**Data to process**
>> start

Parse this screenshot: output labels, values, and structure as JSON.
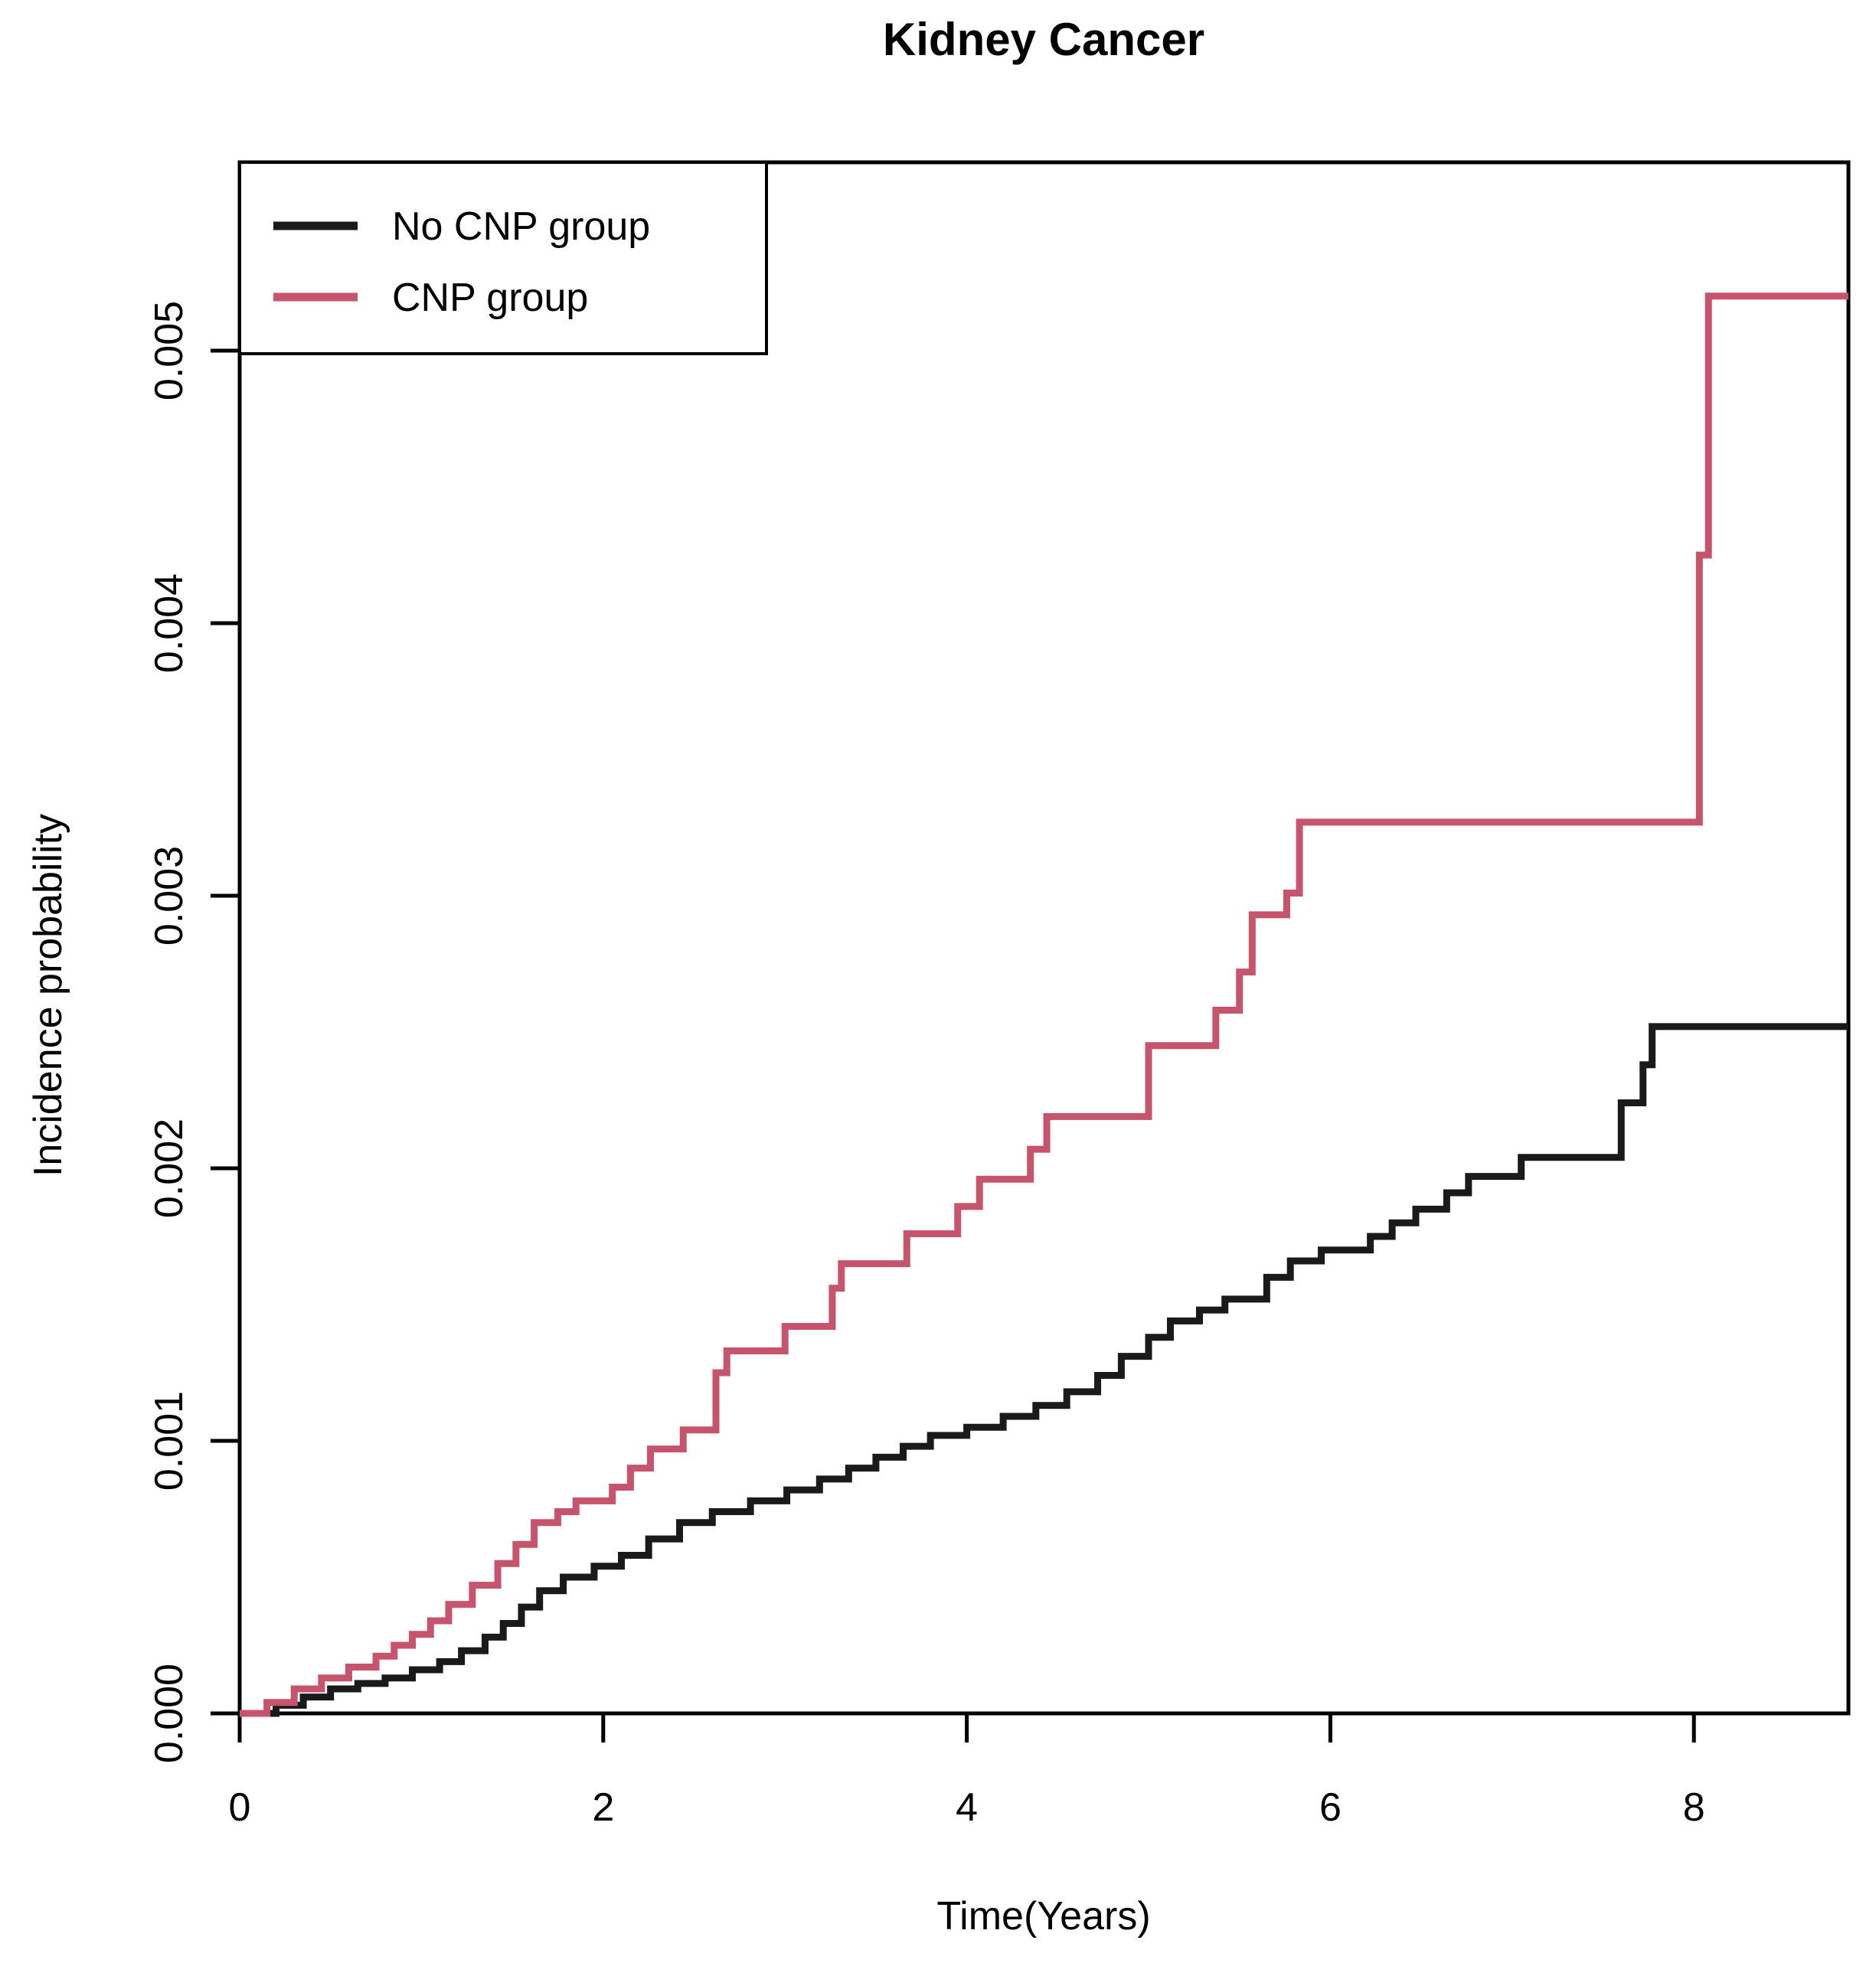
{
  "title": "Kidney Cancer",
  "colors": {
    "no_cnp": "#1a1a1a",
    "cnp": "#c6546c",
    "frame": "#000000",
    "background": "#ffffff"
  },
  "legend": {
    "entries": [
      {
        "label": "No CNP group",
        "color_key": "no_cnp"
      },
      {
        "label": "CNP group",
        "color_key": "cnp"
      }
    ]
  },
  "chart_data": {
    "type": "line",
    "subtype": "step-cumulative-incidence",
    "title": "Kidney Cancer",
    "xlabel": "Time(Years)",
    "ylabel": "Incidence probability",
    "xlim": [
      0,
      8.85
    ],
    "ylim": [
      0,
      0.0057
    ],
    "x_ticks": [
      0,
      2,
      4,
      6,
      8
    ],
    "y_ticks": [
      "0.000",
      "0.001",
      "0.002",
      "0.003",
      "0.004",
      "0.005"
    ],
    "grid": false,
    "legend_position": "top-left",
    "series": [
      {
        "name": "No CNP group",
        "color_key": "no_cnp",
        "end_t": 8.85,
        "points": [
          {
            "t": 0.0,
            "v": 0.0
          },
          {
            "t": 0.2,
            "v": 3e-05
          },
          {
            "t": 0.35,
            "v": 6e-05
          },
          {
            "t": 0.5,
            "v": 9e-05
          },
          {
            "t": 0.65,
            "v": 0.00011
          },
          {
            "t": 0.8,
            "v": 0.00013
          },
          {
            "t": 0.95,
            "v": 0.00016
          },
          {
            "t": 1.1,
            "v": 0.00019
          },
          {
            "t": 1.22,
            "v": 0.00023
          },
          {
            "t": 1.35,
            "v": 0.00028
          },
          {
            "t": 1.45,
            "v": 0.00033
          },
          {
            "t": 1.55,
            "v": 0.00039
          },
          {
            "t": 1.65,
            "v": 0.00045
          },
          {
            "t": 1.78,
            "v": 0.0005
          },
          {
            "t": 1.95,
            "v": 0.00054
          },
          {
            "t": 2.1,
            "v": 0.00058
          },
          {
            "t": 2.25,
            "v": 0.00064
          },
          {
            "t": 2.42,
            "v": 0.0007
          },
          {
            "t": 2.6,
            "v": 0.00074
          },
          {
            "t": 2.81,
            "v": 0.00078
          },
          {
            "t": 3.01,
            "v": 0.00082
          },
          {
            "t": 3.19,
            "v": 0.00086
          },
          {
            "t": 3.35,
            "v": 0.0009
          },
          {
            "t": 3.5,
            "v": 0.00094
          },
          {
            "t": 3.65,
            "v": 0.00098
          },
          {
            "t": 3.8,
            "v": 0.00102
          },
          {
            "t": 4.0,
            "v": 0.00105
          },
          {
            "t": 4.2,
            "v": 0.00109
          },
          {
            "t": 4.38,
            "v": 0.00113
          },
          {
            "t": 4.55,
            "v": 0.00118
          },
          {
            "t": 4.72,
            "v": 0.00124
          },
          {
            "t": 4.85,
            "v": 0.00131
          },
          {
            "t": 5.0,
            "v": 0.00138
          },
          {
            "t": 5.12,
            "v": 0.00144
          },
          {
            "t": 5.28,
            "v": 0.00148
          },
          {
            "t": 5.42,
            "v": 0.00152
          },
          {
            "t": 5.65,
            "v": 0.0016
          },
          {
            "t": 5.78,
            "v": 0.00166
          },
          {
            "t": 5.95,
            "v": 0.0017
          },
          {
            "t": 6.22,
            "v": 0.00175
          },
          {
            "t": 6.34,
            "v": 0.0018
          },
          {
            "t": 6.47,
            "v": 0.00185
          },
          {
            "t": 6.64,
            "v": 0.00191
          },
          {
            "t": 6.76,
            "v": 0.00197
          },
          {
            "t": 7.05,
            "v": 0.00204
          },
          {
            "t": 7.6,
            "v": 0.00224
          },
          {
            "t": 7.72,
            "v": 0.00238
          },
          {
            "t": 7.77,
            "v": 0.00252
          }
        ]
      },
      {
        "name": "CNP group",
        "color_key": "cnp",
        "end_t": 8.85,
        "points": [
          {
            "t": 0.0,
            "v": 0.0
          },
          {
            "t": 0.15,
            "v": 4e-05
          },
          {
            "t": 0.3,
            "v": 9e-05
          },
          {
            "t": 0.45,
            "v": 0.00013
          },
          {
            "t": 0.6,
            "v": 0.00017
          },
          {
            "t": 0.75,
            "v": 0.00021
          },
          {
            "t": 0.85,
            "v": 0.00025
          },
          {
            "t": 0.95,
            "v": 0.00029
          },
          {
            "t": 1.05,
            "v": 0.00034
          },
          {
            "t": 1.15,
            "v": 0.0004
          },
          {
            "t": 1.28,
            "v": 0.00047
          },
          {
            "t": 1.42,
            "v": 0.00055
          },
          {
            "t": 1.52,
            "v": 0.00062
          },
          {
            "t": 1.62,
            "v": 0.0007
          },
          {
            "t": 1.75,
            "v": 0.00074
          },
          {
            "t": 1.85,
            "v": 0.00078
          },
          {
            "t": 2.05,
            "v": 0.00083
          },
          {
            "t": 2.15,
            "v": 0.0009
          },
          {
            "t": 2.26,
            "v": 0.00097
          },
          {
            "t": 2.44,
            "v": 0.00104
          },
          {
            "t": 2.62,
            "v": 0.00125
          },
          {
            "t": 2.68,
            "v": 0.00133
          },
          {
            "t": 3.0,
            "v": 0.00142
          },
          {
            "t": 3.26,
            "v": 0.00156
          },
          {
            "t": 3.31,
            "v": 0.00165
          },
          {
            "t": 3.67,
            "v": 0.00176
          },
          {
            "t": 3.95,
            "v": 0.00186
          },
          {
            "t": 4.07,
            "v": 0.00196
          },
          {
            "t": 4.35,
            "v": 0.00207
          },
          {
            "t": 4.44,
            "v": 0.00219
          },
          {
            "t": 5.0,
            "v": 0.00245
          },
          {
            "t": 5.37,
            "v": 0.00258
          },
          {
            "t": 5.5,
            "v": 0.00272
          },
          {
            "t": 5.57,
            "v": 0.00293
          },
          {
            "t": 5.76,
            "v": 0.00301
          },
          {
            "t": 5.83,
            "v": 0.00327
          },
          {
            "t": 8.03,
            "v": 0.00425
          },
          {
            "t": 8.08,
            "v": 0.0052
          }
        ]
      }
    ]
  }
}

>> end

**Direction**
Collect the lines of the records that include the string "Kidney".

**Task solution**
  "title": "Kidney Cancer",
    "title": "Kidney Cancer",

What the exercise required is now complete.